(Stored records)
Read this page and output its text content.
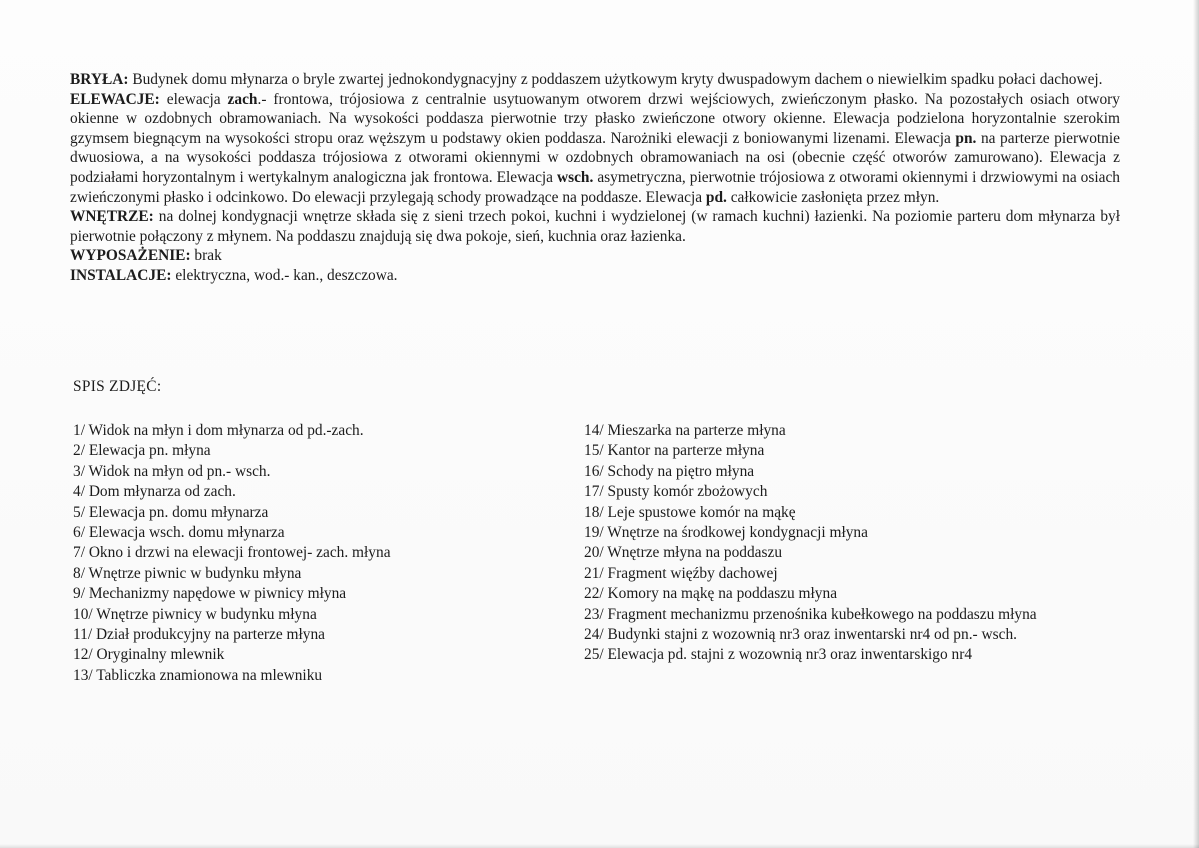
BRYŁA: Budynek domu młynarza o bryle zwartej jednokondygnacyjny z poddaszem użytkowym kryty dwuspadowym dachem o niewielkim spadku połaci dachowej.

ELEWACJE: elewacja zach.- frontowa, trójosiowa z centralnie usytuowanym otworem drzwi wejściowych, zwieńczonym płasko. Na pozostałych osiach otwory okienne w ozdobnych obramowaniach. Na wysokości poddasza pierwotnie trzy płasko zwieńczone otwory okienne. Elewacja podzielona horyzontalnie szerokim gzymsem biegnącym na wysokości stropu oraz węższym u podstawy okien poddasza. Narożniki elewacji z boniowanymi lizenami. Elewacja pn. na parterze pierwotnie dwuosiowa, a na wysokości poddasza trójosiowa z otworami okiennymi w ozdobnych obramowaniach na osi (obecnie część otworów zamurowano). Elewacja z podziałami horyzontalnym i wertykalnym analogiczna jak frontowa. Elewacja wsch. asymetryczna, pierwotnie trójosiowa z otworami okiennymi i drzwiowymi na osiach zwieńczonymi płasko i odcinkowo. Do elewacji przylegają schody prowadzące na poddasze. Elewacja pd. całkowicie zasłonięta przez młyn.

WNĘTRZE: na dolnej kondygnacji wnętrze składa się z sieni trzech pokoi, kuchni i wydzielonej (w ramach kuchni) łazienki. Na poziomie parteru dom młynarza był pierwotnie połączony z młynem. Na poddaszu znajdują się dwa pokoje, sień, kuchnia oraz łazienka.

WYPOSAŻENIE: brak

INSTALACJE: elektryczna, wod.- kan., deszczowa.

SPIS ZDJĘĆ:
1/ Widok na młyn i dom młynarza od pd.-zach.
2/ Elewacja pn. młyna
3/ Widok na młyn od pn.- wsch.
4/ Dom młynarza od zach.
5/ Elewacja pn. domu młynarza
6/ Elewacja wsch. domu młynarza
7/ Okno i drzwi na elewacji frontowej- zach. młyna
8/ Wnętrze piwnic w budynku młyna
9/ Mechanizmy napędowe w piwnicy młyna
10/ Wnętrze piwnicy w budynku młyna
11/ Dział produkcyjny na parterze młyna
12/ Oryginalny mlewnik
13/ Tabliczka znamionowa na mlewniku
14/ Mieszarka na parterze młyna
15/ Kantor na parterze młyna
16/ Schody na piętro młyna
17/ Spusty komór zbożowych
18/ Leje spustowe komór na mąkę
19/ Wnętrze na środkowej kondygnacji młyna
20/ Wnętrze młyna na poddaszu
21/ Fragment więźby dachowej
22/ Komory na mąkę na poddaszu młyna
23/ Fragment mechanizmu przenośnika kubełkowego na poddaszu młyna
24/ Budynki stajni z wozownią nr3 oraz inwentarski nr4 od pn.- wsch.
25/ Elewacja pd. stajni z wozownią nr3 oraz inwentarskigo nr4
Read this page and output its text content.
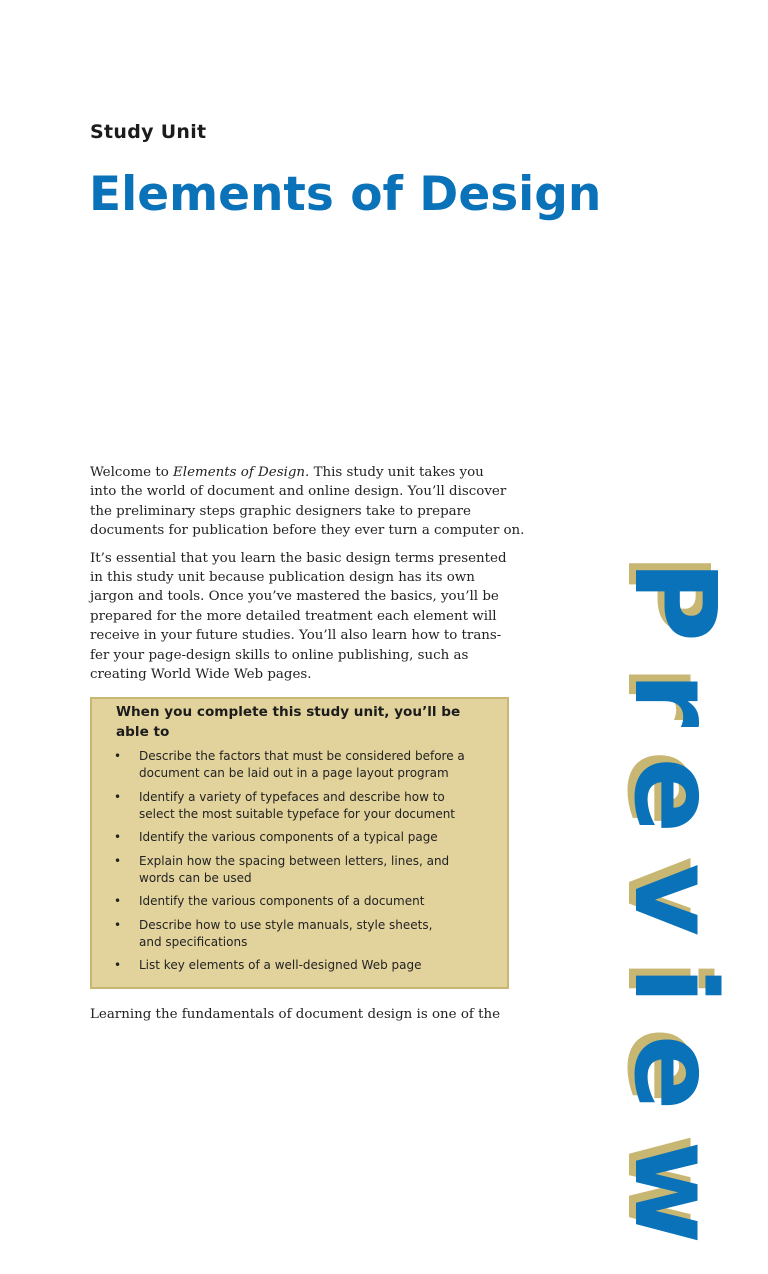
Study Unit
Elements of Design

Welcome to Elements of Design. This study unit takes you
into the world of document and online design. You’ll discover
the preliminary steps graphic designers take to prepare
documents for publication before they ever turn a computer on.

It’s essential that you learn the basic design terms presented
in this study unit because publication design has its own
jargon and tools. Once you’ve mastered the basics, you’ll be
prepared for the more detailed treatment each element will
receive in your future studies. You’ll also learn how to trans-
fer your page-design skills to online publishing, such as
creating World Wide Web pages.

When you complete this study unit, you’ll be
able to
• Describe the factors that must be considered before a
document can be laid out in a page layout program
• Identify a variety of typefaces and describe how to
select the most suitable typeface for your document
• Identify the various components of a typical page
• Explain how the spacing between letters, lines, and
words can be used
• Identify the various components of a document
• Describe how to use style manuals, style sheets,
and specifications
• List key elements of a well-designed Web page
Learning the fundamentals of document design is one of the Preview
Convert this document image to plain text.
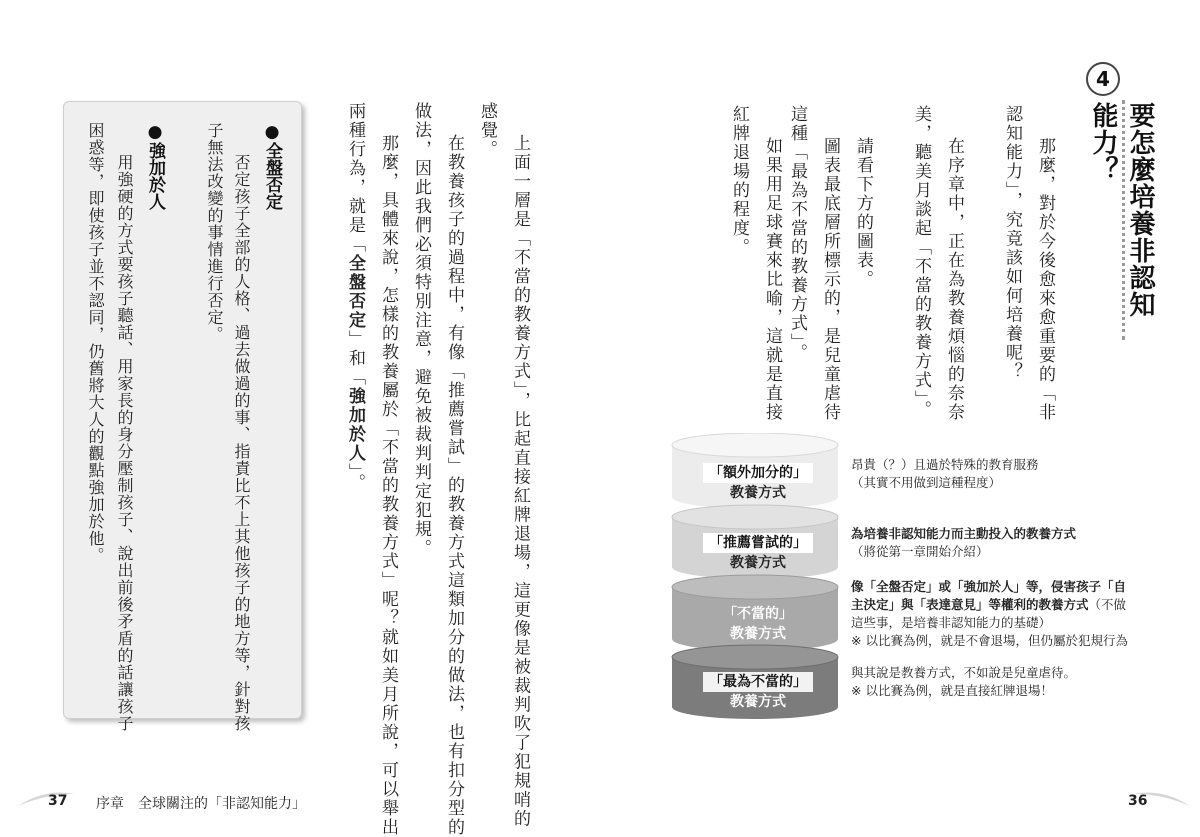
4
要怎麼培養非認知能力？
那麼，對於今後愈來愈重要的「非
認知能力」，究竟該如何培養呢？
在序章中，正在為教養煩惱的奈奈
美，聽美月談起「不當的教養方式」。
請看下方的圖表。
圖表最底層所標示的，是兒童虐待
這種「最為不當的教養方式」。
如果用足球賽來比喻，這就是直接
紅牌退場的程度。
「額外加分的」
教養方式
「推薦嘗試的」
教養方式
「不當的」
教養方式
「最為不當的」
教養方式
昂貴（？）且過於特殊的教育服務
（其實不用做到這種程度）
為培養非認知能力而主動投入的教養方式
（將從第一章開始介紹）
像「全盤否定」或「強加於人」等，侵害孩子「自
主決定」與「表達意見」等權利的教養方式（不做
這些事，是培養非認知能力的基礎）
※ 以比賽為例，就是不會退場，但仍屬於犯規行為
與其說是教養方式，不如說是兒童虐待。
※ 以比賽為例，就是直接紅牌退場！
上面一層是「不當的教養方式」，比起直接紅牌退場，這更像是被裁判吹了犯規哨的
感覺。
在教養孩子的過程中，有像「推薦嘗試」的教養方式這類加分的做法，也有扣分型的
做法，因此我們必須特別注意，避免被裁判判定犯規。
那麼，具體來說，怎樣的教養屬於「不當的教養方式」呢？就如美月所說，可以舉出
兩種行為，就是「全盤否定」和「強加於人」。
●全盤否定
否定孩子全部的人格、過去做過的事、指責比不上其他孩子的地方等，針對孩
子無法改變的事情進行否定。
●強加於人
用強硬的方式要孩子聽話、用家長的身分壓制孩子、說出前後矛盾的話讓孩子
困惑等，即使孩子並不認同，仍舊將大人的觀點強加於他。
37 序章　全球關注的「非認知能力」	36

◆ Short task: Pick out each line in the material containing "kondygnacji".

◆ Result of the task:
WNĘTRZE: na dolnej kondygnacji wnętrze składa się z sieni trzech pokoi, kuchni i wydzielonej (w ramach kuchni) łazienki. Na poziomie parteru dom młynarza był pierwotnie połączony z młynem. Na poddaszu znajdują się dwa pokoje, sień, kuchnia oraz łazienka.
19/ Wnętrze na środkowej kondygnacji młyna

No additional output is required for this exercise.